Texto mostrado

------

P: ¿Entonces crees que, en este sentido, conectaría más con la idiosincrasia española?
R: La sicología de este joven que va pasando de amo en amo y apañándoselas como buenamente puede para sobrevivir en el siglo XVI español me parece mucho más cercana al mundo contemporáneo, mucho más inteligible y me atrevo a decir que mucho más característicamente española que el idealismo incorregible de un señor de Quijana que ve gigantes allí donde hay molinos.  En mi opinión, Cervantes tendría que ocupar dentro de la literatura española una posición análoga a la que ocupa Dostoievski en la literatura rusa. A Dostievski nadie le quita lo que ha aportado a la literatura universal con mayúsculas. Y sin embargo, a la hora de escoger un escritor nacional, la mayoría de los rusos opta por pensar en Chéjov, Pushkin o Tolstói, tanto por carácter como por lo característico de sus obras.  
P: Le dedicas un apartado muy significativo a la posmodernidad, a la entrada del nuevo milenio. ¿Cómo se integra lo posmoderno en los cánones literarios?
R: En el libro argumento que el posmodernismo, como movimiento estético, es una forma de neorromanticismo. Algunos de los rasgos que uno asocia con la posmodernidad artística –el pastiche, la recuperación juguetona de estilos artísticos pasados, la hibridación de géneros, la difuminación de las fronteras entre la serie A y la serie B artística o la libertad artística absoluta– no son nada nuevo. El sincretismo y la recuperación de estilos antiguos era algo característicamente romántico (pienso en arquitectura, en la novela histórica).
P: ¿Romántico concretamente? ¿Puedes poner algún ejemplo para ilustrar este punto de vista?
R: No hay más que echarle un vistazo a Don Álvaro o la fuerza del sino para darse cuenta de que ya entonces gustaba lo de mezclar poesía y prosa, o ver lo mucho que les gustaba a Víctor Hugo irrumpir en mitad de la narración, rompiendo todas las premisas del género, para disertar en mitad de sus obras como si aquello fuera un ensayo personal, para ver que la hibridación también era del gusto romántico. Ya Rimbaud prefería los dibujos de los niños y de los locos, artísticamente, a los de los profesionales. ¿Y qué puede haber más romántico que la exaltación de la figura del artista? Me parece que hay muchos puntos de contacto muy interesantes y que prueban que, como dijo el Eclesiastés, nunca hay nada nuevo bajo el sol.

------

Líneas mostradas
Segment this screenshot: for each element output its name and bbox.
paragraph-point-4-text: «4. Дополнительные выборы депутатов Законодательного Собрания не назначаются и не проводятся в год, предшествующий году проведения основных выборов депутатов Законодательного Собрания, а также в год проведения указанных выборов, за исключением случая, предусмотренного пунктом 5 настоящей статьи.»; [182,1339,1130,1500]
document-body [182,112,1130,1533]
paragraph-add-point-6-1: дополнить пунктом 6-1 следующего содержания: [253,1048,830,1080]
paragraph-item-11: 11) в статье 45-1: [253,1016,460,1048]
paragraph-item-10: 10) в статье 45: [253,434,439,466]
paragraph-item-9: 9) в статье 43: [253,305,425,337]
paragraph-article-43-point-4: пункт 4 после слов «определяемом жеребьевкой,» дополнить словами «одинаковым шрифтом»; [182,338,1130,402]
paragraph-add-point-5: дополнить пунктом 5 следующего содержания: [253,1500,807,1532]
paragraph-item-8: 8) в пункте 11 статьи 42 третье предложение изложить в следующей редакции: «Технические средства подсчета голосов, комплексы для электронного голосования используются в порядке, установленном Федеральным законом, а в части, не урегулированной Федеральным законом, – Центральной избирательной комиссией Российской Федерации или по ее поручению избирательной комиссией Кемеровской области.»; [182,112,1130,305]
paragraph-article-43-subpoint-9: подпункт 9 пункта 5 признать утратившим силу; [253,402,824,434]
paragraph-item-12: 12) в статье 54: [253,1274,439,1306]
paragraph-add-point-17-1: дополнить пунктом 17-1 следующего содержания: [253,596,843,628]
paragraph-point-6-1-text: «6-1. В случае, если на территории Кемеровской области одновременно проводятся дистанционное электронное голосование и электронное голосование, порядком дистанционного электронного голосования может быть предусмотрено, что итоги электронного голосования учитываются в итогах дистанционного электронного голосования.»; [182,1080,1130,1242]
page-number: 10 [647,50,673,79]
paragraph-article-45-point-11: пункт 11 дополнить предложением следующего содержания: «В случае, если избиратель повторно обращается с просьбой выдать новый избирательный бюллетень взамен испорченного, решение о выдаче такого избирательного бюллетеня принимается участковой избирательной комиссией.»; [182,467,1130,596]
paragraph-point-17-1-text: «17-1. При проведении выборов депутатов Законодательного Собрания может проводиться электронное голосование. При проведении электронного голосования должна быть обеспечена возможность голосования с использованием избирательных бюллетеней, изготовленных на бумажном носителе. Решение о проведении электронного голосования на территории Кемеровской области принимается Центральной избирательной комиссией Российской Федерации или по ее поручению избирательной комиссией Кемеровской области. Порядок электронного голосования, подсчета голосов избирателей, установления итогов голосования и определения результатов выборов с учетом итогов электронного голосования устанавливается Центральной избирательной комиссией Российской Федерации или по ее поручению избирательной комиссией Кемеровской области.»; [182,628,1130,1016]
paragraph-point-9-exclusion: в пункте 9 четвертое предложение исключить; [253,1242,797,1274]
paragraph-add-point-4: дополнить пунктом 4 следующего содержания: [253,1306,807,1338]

------

Tarea 1
En la entrevista sobre literatura, ¿por qué afirma quien responde que los rasgos de la posmodernidad artística no son nada nuevo? Contesta en una a tres frases.
Tarea 2
Prosigue la entrevista sobre literatura y posmodernidad a partir de su última respuesta.
Las líneas no guardan relación con la entrevista.

Resultado 1
Porque esos rasgos ya eran propios del romanticismo: el sincretismo y la recuperación de estilos antiguos eran algo característicamente romántico, como se ve en la arquitectura y en la novela histórica. Por eso sostiene que el posmodernismo, como movimiento estético, es una forma de neorromanticismo.

Resultado 2
P: Esa frase bíblica aparece varias veces. Pero, en plena crisis, se presume un mundo editorial distinto, que tal vez traiga novedades estructurales. Tú mismo has publicado en formato digital una reunión de artículos de prensa, El legado de los Ramones, y Solo el silencio es grande. Aforismos estéticos (ambos en la editorial virtual Literaturas.com). 
R: Como explico en el libro, soy, me guste o no, un producto de una época posmoderna, pero estoy a la espera de ver por dónde evolucionan las cosas, porque no nos podemos quedar en esto. El mundo de la edición va hacia un futuro electrónico, está claro. Veremos cómo nos reajustamos todos.     
P: La literatura explicada a los asnos tiene cierto sentido pedagógico, se trata de un manual de historia muy personal donde mezclas información y opinión. ¿Tenías interés en ser provocador con el título, o con tu postura sobre el Quijote, o es una manera de atraer a un público para el que la literatura puede ser sinónimo de aburrimiento?
R: La provocación no es la voluntad del libro. He procurado no esconder mis ideas. Las hay que coinciden con lo que la mayoría piensa sobre ciertos clásicos, y las hay más polémicas (como lo de Cervantes), pero no he procurado hinchar las unas en detrimento de las otras, sino ser lo más sincero que he podido conmigo mismo. Habrá opiniones con las que el lector esté de acuerdo, y otras con las que no, como es lógico. Lo que he pretendido es procurar que el lector reaccione, hacerle pensar. Bajar a los clásicos de su pedestal para hacerlos más cercanos pero para que puedan llegar a comunicar con nosotros, eso sí, sin faltarles en ningún momento al respeto. Ningún texto malo soporta el escrutinio universal tanto tiempo.
P: ¿Me dices, por último, tu puñado de obras imprescindibles de la literatura española que más te interesan como lector o escritor? Un canon para atraer la atención urgente de los jóvenes y no tan jóvenes, como dice el subtítulo de tu obra.
R: Coplas a la muerte de su padre, La Celestina, Lazarillo, los aforismos de Gracián, Fortunata y Jacinta, La Regenta, las memorias de Baroja, Platero y yo, el teatro de Jardiel Poncela, los cuentos completos de Aldecoa, los artículos de Camba, los ensayos de D’Ors, los viajes de Cela, los diarios de Trapiello...
T. M.

jueves, 13 de septiembre de 2012

El sonido y la fe de la A a la Z



Estaremos de acuerdo en que la música, la mitología, la magia y la religión son algunos de los campos del saber más amplios, de mayor diversidad, complejidad e historia que se puedan encontrar. Hay una bibliografía desmesurada acerca de cada uno de ellos, desde luego, así que el hecho de que un solo libro se ocupe íntegramente de ese cuarteto de materias constituye todo un desafío. Ramón Andrés ha llevado a cabo semejante tarea con la exquisitez, sapiencia y buen gusto al que nos tiene acostumbrados.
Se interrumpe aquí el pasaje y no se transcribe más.